* _WORKING DATA_:
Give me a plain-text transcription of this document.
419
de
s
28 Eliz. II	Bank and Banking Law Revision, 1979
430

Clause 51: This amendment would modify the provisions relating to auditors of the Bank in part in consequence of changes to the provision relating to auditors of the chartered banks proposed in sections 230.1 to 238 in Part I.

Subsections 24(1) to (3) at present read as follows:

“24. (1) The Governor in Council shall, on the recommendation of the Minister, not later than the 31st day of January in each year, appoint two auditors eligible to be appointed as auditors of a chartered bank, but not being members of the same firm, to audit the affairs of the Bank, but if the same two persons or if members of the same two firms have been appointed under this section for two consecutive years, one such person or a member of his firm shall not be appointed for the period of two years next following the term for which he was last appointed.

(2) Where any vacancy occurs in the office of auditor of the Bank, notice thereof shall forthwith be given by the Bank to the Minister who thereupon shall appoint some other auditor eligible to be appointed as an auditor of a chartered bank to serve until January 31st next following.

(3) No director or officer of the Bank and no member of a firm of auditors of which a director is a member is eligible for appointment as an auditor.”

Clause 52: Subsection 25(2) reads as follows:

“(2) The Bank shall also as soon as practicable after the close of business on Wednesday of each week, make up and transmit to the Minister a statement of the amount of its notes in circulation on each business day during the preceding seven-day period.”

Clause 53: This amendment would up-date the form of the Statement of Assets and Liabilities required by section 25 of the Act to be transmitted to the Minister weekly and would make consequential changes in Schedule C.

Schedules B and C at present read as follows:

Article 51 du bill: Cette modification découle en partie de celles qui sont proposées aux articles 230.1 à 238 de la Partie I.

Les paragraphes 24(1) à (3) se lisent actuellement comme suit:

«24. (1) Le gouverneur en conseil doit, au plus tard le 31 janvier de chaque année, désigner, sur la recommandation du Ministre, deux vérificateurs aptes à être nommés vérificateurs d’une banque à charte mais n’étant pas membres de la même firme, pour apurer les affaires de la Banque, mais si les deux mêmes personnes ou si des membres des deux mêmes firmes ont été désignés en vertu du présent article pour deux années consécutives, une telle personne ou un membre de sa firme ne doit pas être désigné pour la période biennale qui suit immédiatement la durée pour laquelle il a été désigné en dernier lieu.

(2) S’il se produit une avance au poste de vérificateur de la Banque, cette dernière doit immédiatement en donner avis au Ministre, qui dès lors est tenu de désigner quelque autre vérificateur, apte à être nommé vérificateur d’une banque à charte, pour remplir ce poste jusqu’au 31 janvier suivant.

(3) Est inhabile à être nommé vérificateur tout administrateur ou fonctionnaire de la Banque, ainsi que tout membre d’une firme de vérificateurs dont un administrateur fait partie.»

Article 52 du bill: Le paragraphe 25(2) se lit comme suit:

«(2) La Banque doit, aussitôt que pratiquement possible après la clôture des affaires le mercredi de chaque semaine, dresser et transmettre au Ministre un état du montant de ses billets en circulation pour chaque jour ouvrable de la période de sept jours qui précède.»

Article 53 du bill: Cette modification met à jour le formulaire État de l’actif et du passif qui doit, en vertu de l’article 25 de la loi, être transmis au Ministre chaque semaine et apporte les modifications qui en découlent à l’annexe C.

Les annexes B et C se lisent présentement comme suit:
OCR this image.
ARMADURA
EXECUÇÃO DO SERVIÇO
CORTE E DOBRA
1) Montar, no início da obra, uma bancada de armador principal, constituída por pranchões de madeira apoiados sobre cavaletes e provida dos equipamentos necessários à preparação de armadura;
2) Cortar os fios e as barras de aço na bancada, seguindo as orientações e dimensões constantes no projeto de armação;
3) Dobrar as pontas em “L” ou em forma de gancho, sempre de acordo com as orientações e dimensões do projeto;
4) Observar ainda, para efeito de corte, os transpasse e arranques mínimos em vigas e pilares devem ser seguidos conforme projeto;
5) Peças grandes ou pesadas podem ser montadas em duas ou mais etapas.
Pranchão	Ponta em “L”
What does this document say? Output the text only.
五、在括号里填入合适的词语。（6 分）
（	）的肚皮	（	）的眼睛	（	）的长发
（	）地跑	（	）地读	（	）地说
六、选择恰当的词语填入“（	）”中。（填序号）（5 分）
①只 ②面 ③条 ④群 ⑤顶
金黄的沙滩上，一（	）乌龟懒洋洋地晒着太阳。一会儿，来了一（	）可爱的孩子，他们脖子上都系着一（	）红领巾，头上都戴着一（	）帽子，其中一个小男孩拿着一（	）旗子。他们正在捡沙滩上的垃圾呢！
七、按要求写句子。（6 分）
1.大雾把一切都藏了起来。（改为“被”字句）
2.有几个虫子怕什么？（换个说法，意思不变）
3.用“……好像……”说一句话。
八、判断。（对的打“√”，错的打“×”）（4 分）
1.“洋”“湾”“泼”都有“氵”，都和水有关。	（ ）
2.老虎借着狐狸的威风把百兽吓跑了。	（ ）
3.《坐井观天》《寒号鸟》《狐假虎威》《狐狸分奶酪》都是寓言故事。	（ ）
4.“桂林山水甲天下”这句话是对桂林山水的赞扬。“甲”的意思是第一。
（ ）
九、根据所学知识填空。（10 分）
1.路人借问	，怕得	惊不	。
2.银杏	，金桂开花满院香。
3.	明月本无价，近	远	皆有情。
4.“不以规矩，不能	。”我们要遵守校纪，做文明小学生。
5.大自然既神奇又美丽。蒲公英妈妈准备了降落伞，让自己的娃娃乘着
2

* _SHORT TASK_: Please return the data above exactly as given.

* _EXERCISE SOLUTION_:
Give me a plain-text transcription of this document.
419
de
s
28 Eliz. II	Bank and Banking Law Revision, 1979
430

Clause 51: This amendment would modify the provisions relating to auditors of the Bank in part in consequence of changes to the provision relating to auditors of the chartered banks proposed in sections 230.1 to 238 in Part I.

Subsections 24(1) to (3) at present read as follows:

“24. (1) The Governor in Council shall, on the recommendation of the Minister, not later than the 31st day of January in each year, appoint two auditors eligible to be appointed as auditors of a chartered bank, but not being members of the same firm, to audit the affairs of the Bank, but if the same two persons or if members of the same two firms have been appointed under this section for two consecutive years, one such person or a member of his firm shall not be appointed for the period of two years next following the term for which he was last appointed.

(2) Where any vacancy occurs in the office of auditor of the Bank, notice thereof shall forthwith be given by the Bank to the Minister who thereupon shall appoint some other auditor eligible to be appointed as an auditor of a chartered bank to serve until January 31st next following.

(3) No director or officer of the Bank and no member of a firm of auditors of which a director is a member is eligible for appointment as an auditor.”

Clause 52: Subsection 25(2) reads as follows:

“(2) The Bank shall also as soon as practicable after the close of business on Wednesday of each week, make up and transmit to the Minister a statement of the amount of its notes in circulation on each business day during the preceding seven-day period.”

Clause 53: This amendment would up-date the form of the Statement of Assets and Liabilities required by section 25 of the Act to be transmitted to the Minister weekly and would make consequential changes in Schedule C.

Schedules B and C at present read as follows:

Article 51 du bill: Cette modification découle en partie de celles qui sont proposées aux articles 230.1 à 238 de la Partie I.

Les paragraphes 24(1) à (3) se lisent actuellement comme suit:

«24. (1) Le gouverneur en conseil doit, au plus tard le 31 janvier de chaque année, désigner, sur la recommandation du Ministre, deux vérificateurs aptes à être nommés vérificateurs d’une banque à charte mais n’étant pas membres de la même firme, pour apurer les affaires de la Banque, mais si les deux mêmes personnes ou si des membres des deux mêmes firmes ont été désignés en vertu du présent article pour deux années consécutives, une telle personne ou un membre de sa firme ne doit pas être désigné pour la période biennale qui suit immédiatement la durée pour laquelle il a été désigné en dernier lieu.

(2) S’il se produit une avance au poste de vérificateur de la Banque, cette dernière doit immédiatement en donner avis au Ministre, qui dès lors est tenu de désigner quelque autre vérificateur, apte à être nommé vérificateur d’une banque à charte, pour remplir ce poste jusqu’au 31 janvier suivant.

(3) Est inhabile à être nommé vérificateur tout administrateur ou fonctionnaire de la Banque, ainsi que tout membre d’une firme de vérificateurs dont un administrateur fait partie.»

Article 52 du bill: Le paragraphe 25(2) se lit comme suit:

«(2) La Banque doit, aussitôt que pratiquement possible après la clôture des affaires le mercredi de chaque semaine, dresser et transmettre au Ministre un état du montant de ses billets en circulation pour chaque jour ouvrable de la période de sept jours qui précède.»

Article 53 du bill: Cette modification met à jour le formulaire État de l’actif et du passif qui doit, en vertu de l’article 25 de la loi, être transmis au Ministre chaque semaine et apporte les modifications qui en découlent à l’annexe C.

Les annexes B et C se lisent présentement comme suit:
OCR this image.
ARMADURA
EXECUÇÃO DO SERVIÇO
CORTE E DOBRA
1) Montar, no início da obra, uma bancada de armador principal, constituída por pranchões de madeira apoiados sobre cavaletes e provida dos equipamentos necessários à preparação de armadura;
2) Cortar os fios e as barras de aço na bancada, seguindo as orientações e dimensões constantes no projeto de armação;
3) Dobrar as pontas em “L” ou em forma de gancho, sempre de acordo com as orientações e dimensões do projeto;
4) Observar ainda, para efeito de corte, os transpasse e arranques mínimos em vigas e pilares devem ser seguidos conforme projeto;
5) Peças grandes ou pesadas podem ser montadas em duas ou mais etapas.
Pranchão	Ponta em “L”
What does this document say? Output the text only.
五、在括号里填入合适的词语。（6 分）
（	）的肚皮	（	）的眼睛	（	）的长发
（	）地跑	（	）地读	（	）地说
六、选择恰当的词语填入“（	）”中。（填序号）（5 分）
①只 ②面 ③条 ④群 ⑤顶
金黄的沙滩上，一（	）乌龟懒洋洋地晒着太阳。一会儿，来了一（	）可爱的孩子，他们脖子上都系着一（	）红领巾，头上都戴着一（	）帽子，其中一个小男孩拿着一（	）旗子。他们正在捡沙滩上的垃圾呢！
七、按要求写句子。（6 分）
1.大雾把一切都藏了起来。（改为“被”字句）
2.有几个虫子怕什么？（换个说法，意思不变）
3.用“……好像……”说一句话。
八、判断。（对的打“√”，错的打“×”）（4 分）
1.“洋”“湾”“泼”都有“氵”，都和水有关。	（ ）
2.老虎借着狐狸的威风把百兽吓跑了。	（ ）
3.《坐井观天》《寒号鸟》《狐假虎威》《狐狸分奶酪》都是寓言故事。	（ ）
4.“桂林山水甲天下”这句话是对桂林山水的赞扬。“甲”的意思是第一。
（ ）
九、根据所学知识填空。（10 分）
1.路人借问	，怕得	惊不	。
2.银杏	，金桂开花满院香。
3.	明月本无价，近	远	皆有情。
4.“不以规矩，不能	。”我们要遵守校纪，做文明小学生。
5.大自然既神奇又美丽。蒲公英妈妈准备了降落伞，让自己的娃娃乘着
2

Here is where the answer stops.